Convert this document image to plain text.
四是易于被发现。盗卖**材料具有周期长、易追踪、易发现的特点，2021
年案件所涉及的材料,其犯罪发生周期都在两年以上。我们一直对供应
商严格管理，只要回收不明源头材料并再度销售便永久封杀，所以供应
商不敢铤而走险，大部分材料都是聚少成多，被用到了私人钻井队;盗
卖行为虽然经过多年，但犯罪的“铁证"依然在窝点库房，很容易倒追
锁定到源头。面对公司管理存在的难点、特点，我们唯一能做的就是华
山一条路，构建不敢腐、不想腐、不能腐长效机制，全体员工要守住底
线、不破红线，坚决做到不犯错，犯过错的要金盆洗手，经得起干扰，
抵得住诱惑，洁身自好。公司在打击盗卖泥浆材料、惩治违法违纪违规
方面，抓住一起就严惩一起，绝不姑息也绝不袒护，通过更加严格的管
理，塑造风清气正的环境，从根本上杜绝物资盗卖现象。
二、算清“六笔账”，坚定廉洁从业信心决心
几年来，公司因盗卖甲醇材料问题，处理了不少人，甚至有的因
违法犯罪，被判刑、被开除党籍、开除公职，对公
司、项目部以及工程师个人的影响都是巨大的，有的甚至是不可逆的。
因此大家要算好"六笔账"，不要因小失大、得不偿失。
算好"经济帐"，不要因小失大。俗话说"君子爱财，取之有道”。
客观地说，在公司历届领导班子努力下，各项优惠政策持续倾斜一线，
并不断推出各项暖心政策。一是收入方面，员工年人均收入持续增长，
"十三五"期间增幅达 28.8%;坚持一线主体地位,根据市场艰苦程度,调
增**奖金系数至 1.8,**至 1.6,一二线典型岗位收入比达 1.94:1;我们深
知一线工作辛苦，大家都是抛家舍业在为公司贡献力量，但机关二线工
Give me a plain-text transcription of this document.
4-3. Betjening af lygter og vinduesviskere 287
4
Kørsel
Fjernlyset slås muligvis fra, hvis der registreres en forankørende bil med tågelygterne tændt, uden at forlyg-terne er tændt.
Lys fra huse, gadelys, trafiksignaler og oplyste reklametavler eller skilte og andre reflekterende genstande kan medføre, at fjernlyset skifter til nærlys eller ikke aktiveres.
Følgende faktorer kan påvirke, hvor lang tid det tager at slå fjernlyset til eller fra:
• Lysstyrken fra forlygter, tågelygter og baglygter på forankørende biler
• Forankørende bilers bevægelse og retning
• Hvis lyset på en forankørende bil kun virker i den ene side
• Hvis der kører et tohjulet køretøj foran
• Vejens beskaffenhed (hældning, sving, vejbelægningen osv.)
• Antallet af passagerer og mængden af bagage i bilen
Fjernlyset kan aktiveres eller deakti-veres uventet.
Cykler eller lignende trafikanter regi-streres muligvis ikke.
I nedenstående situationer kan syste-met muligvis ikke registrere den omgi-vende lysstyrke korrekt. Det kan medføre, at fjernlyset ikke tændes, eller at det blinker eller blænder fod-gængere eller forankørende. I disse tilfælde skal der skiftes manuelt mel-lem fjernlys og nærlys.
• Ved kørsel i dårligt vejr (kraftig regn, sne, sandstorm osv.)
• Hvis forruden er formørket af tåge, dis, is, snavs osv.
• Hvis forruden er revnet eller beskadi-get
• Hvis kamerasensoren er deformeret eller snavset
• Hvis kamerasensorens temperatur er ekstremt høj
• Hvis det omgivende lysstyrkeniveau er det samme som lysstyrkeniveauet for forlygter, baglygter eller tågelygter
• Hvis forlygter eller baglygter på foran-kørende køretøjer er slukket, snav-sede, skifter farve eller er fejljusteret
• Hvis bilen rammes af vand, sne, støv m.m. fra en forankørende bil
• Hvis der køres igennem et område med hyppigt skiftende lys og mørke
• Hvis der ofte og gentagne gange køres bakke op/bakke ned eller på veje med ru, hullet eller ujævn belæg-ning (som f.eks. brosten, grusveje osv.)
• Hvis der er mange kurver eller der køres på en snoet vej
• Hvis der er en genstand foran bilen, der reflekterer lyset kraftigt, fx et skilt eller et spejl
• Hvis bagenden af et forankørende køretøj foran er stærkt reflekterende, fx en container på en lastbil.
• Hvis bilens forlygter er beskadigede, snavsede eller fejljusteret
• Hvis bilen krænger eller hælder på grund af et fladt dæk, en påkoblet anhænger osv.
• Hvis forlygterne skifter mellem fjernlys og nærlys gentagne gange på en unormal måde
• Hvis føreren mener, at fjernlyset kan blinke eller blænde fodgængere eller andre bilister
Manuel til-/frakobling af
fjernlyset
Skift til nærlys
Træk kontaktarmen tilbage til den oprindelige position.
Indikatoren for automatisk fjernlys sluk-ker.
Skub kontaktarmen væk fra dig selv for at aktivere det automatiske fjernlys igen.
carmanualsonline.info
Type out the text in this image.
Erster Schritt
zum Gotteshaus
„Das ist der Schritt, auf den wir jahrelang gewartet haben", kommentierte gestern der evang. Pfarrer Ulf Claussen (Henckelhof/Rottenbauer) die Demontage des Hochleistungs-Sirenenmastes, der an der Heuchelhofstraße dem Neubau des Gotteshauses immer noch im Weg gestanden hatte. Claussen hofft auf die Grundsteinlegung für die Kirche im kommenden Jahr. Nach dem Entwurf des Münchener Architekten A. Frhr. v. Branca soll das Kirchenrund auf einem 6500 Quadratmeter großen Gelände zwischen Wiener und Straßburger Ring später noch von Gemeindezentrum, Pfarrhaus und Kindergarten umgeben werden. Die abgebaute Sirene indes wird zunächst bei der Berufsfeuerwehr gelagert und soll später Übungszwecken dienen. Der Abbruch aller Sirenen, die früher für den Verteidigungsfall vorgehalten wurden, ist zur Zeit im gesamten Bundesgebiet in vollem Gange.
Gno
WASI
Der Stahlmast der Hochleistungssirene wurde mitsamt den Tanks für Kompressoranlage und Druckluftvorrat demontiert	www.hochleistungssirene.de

--

Quote every line of the data, word for word.

● Task result:
Convert this document image to plain text.
四是易于被发现。盗卖**材料具有周期长、易追踪、易发现的特点，2021
年案件所涉及的材料,其犯罪发生周期都在两年以上。我们一直对供应
商严格管理，只要回收不明源头材料并再度销售便永久封杀，所以供应
商不敢铤而走险，大部分材料都是聚少成多，被用到了私人钻井队;盗
卖行为虽然经过多年，但犯罪的“铁证"依然在窝点库房，很容易倒追
锁定到源头。面对公司管理存在的难点、特点，我们唯一能做的就是华
山一条路，构建不敢腐、不想腐、不能腐长效机制，全体员工要守住底
线、不破红线，坚决做到不犯错，犯过错的要金盆洗手，经得起干扰，
抵得住诱惑，洁身自好。公司在打击盗卖泥浆材料、惩治违法违纪违规
方面，抓住一起就严惩一起，绝不姑息也绝不袒护，通过更加严格的管
理，塑造风清气正的环境，从根本上杜绝物资盗卖现象。
二、算清“六笔账”，坚定廉洁从业信心决心
几年来，公司因盗卖甲醇材料问题，处理了不少人，甚至有的因
违法犯罪，被判刑、被开除党籍、开除公职，对公
司、项目部以及工程师个人的影响都是巨大的，有的甚至是不可逆的。
因此大家要算好"六笔账"，不要因小失大、得不偿失。
算好"经济帐"，不要因小失大。俗话说"君子爱财，取之有道”。
客观地说，在公司历届领导班子努力下，各项优惠政策持续倾斜一线，
并不断推出各项暖心政策。一是收入方面，员工年人均收入持续增长，
"十三五"期间增幅达 28.8%;坚持一线主体地位,根据市场艰苦程度,调
增**奖金系数至 1.8,**至 1.6,一二线典型岗位收入比达 1.94:1;我们深
知一线工作辛苦，大家都是抛家舍业在为公司贡献力量，但机关二线工
Give me a plain-text transcription of this document.
4-3. Betjening af lygter og vinduesviskere 287
4
Kørsel
Fjernlyset slås muligvis fra, hvis der registreres en forankørende bil med tågelygterne tændt, uden at forlyg-terne er tændt.
Lys fra huse, gadelys, trafiksignaler og oplyste reklametavler eller skilte og andre reflekterende genstande kan medføre, at fjernlyset skifter til nærlys eller ikke aktiveres.
Følgende faktorer kan påvirke, hvor lang tid det tager at slå fjernlyset til eller fra:
• Lysstyrken fra forlygter, tågelygter og baglygter på forankørende biler
• Forankørende bilers bevægelse og retning
• Hvis lyset på en forankørende bil kun virker i den ene side
• Hvis der kører et tohjulet køretøj foran
• Vejens beskaffenhed (hældning, sving, vejbelægningen osv.)
• Antallet af passagerer og mængden af bagage i bilen
Fjernlyset kan aktiveres eller deakti-veres uventet.
Cykler eller lignende trafikanter regi-streres muligvis ikke.
I nedenstående situationer kan syste-met muligvis ikke registrere den omgi-vende lysstyrke korrekt. Det kan medføre, at fjernlyset ikke tændes, eller at det blinker eller blænder fod-gængere eller forankørende. I disse tilfælde skal der skiftes manuelt mel-lem fjernlys og nærlys.
• Ved kørsel i dårligt vejr (kraftig regn, sne, sandstorm osv.)
• Hvis forruden er formørket af tåge, dis, is, snavs osv.
• Hvis forruden er revnet eller beskadi-get
• Hvis kamerasensoren er deformeret eller snavset
• Hvis kamerasensorens temperatur er ekstremt høj
• Hvis det omgivende lysstyrkeniveau er det samme som lysstyrkeniveauet for forlygter, baglygter eller tågelygter
• Hvis forlygter eller baglygter på foran-kørende køretøjer er slukket, snav-sede, skifter farve eller er fejljusteret
• Hvis bilen rammes af vand, sne, støv m.m. fra en forankørende bil
• Hvis der køres igennem et område med hyppigt skiftende lys og mørke
• Hvis der ofte og gentagne gange køres bakke op/bakke ned eller på veje med ru, hullet eller ujævn belæg-ning (som f.eks. brosten, grusveje osv.)
• Hvis der er mange kurver eller der køres på en snoet vej
• Hvis der er en genstand foran bilen, der reflekterer lyset kraftigt, fx et skilt eller et spejl
• Hvis bagenden af et forankørende køretøj foran er stærkt reflekterende, fx en container på en lastbil.
• Hvis bilens forlygter er beskadigede, snavsede eller fejljusteret
• Hvis bilen krænger eller hælder på grund af et fladt dæk, en påkoblet anhænger osv.
• Hvis forlygterne skifter mellem fjernlys og nærlys gentagne gange på en unormal måde
• Hvis føreren mener, at fjernlyset kan blinke eller blænde fodgængere eller andre bilister
Manuel til-/frakobling af
fjernlyset
Skift til nærlys
Træk kontaktarmen tilbage til den oprindelige position.
Indikatoren for automatisk fjernlys sluk-ker.
Skub kontaktarmen væk fra dig selv for at aktivere det automatiske fjernlys igen.
carmanualsonline.info
Type out the text in this image.
Erster Schritt
zum Gotteshaus
„Das ist der Schritt, auf den wir jahrelang gewartet haben", kommentierte gestern der evang. Pfarrer Ulf Claussen (Henckelhof/Rottenbauer) die Demontage des Hochleistungs-Sirenenmastes, der an der Heuchelhofstraße dem Neubau des Gotteshauses immer noch im Weg gestanden hatte. Claussen hofft auf die Grundsteinlegung für die Kirche im kommenden Jahr. Nach dem Entwurf des Münchener Architekten A. Frhr. v. Branca soll das Kirchenrund auf einem 6500 Quadratmeter großen Gelände zwischen Wiener und Straßburger Ring später noch von Gemeindezentrum, Pfarrhaus und Kindergarten umgeben werden. Die abgebaute Sirene indes wird zunächst bei der Berufsfeuerwehr gelagert und soll später Übungszwecken dienen. Der Abbruch aller Sirenen, die früher für den Verteidigungsfall vorgehalten wurden, ist zur Zeit im gesamten Bundesgebiet in vollem Gange.
Gno
WASI
Der Stahlmast der Hochleistungssirene wurde mitsamt den Tanks für Kompressoranlage und Druckluftvorrat demontiert	www.hochleistungssirene.de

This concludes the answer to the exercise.